▸ Dataset items
━━━━━━━━

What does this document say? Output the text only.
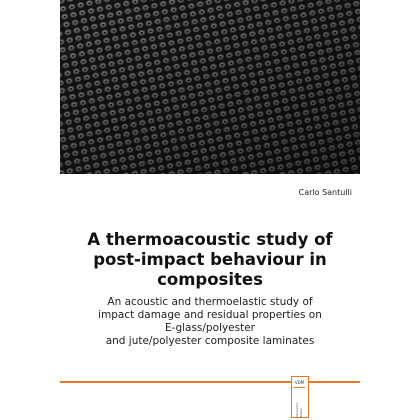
Carlo Santulli
A thermoacoustic study of
post-impact behaviour in
composites
An acoustic and thermoelastic study of
impact damage and residual properties on
E-glass/polyester
and jute/polyester composite laminates
VDM
Verlag Dr. Müller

━━━━━━━━

▸ PROBLEM DESCRIPTION
Copy the records above exactly. The pictures are not part of the copy.

▸ SOLUTION TO THIS EXERCISE
What does this document say? Output the text only.
Carlo Santulli
A thermoacoustic study of
post-impact behaviour in
composites
An acoustic and thermoelastic study of
impact damage and residual properties on
E-glass/polyester
and jute/polyester composite laminates
VDM
Verlag Dr. Müller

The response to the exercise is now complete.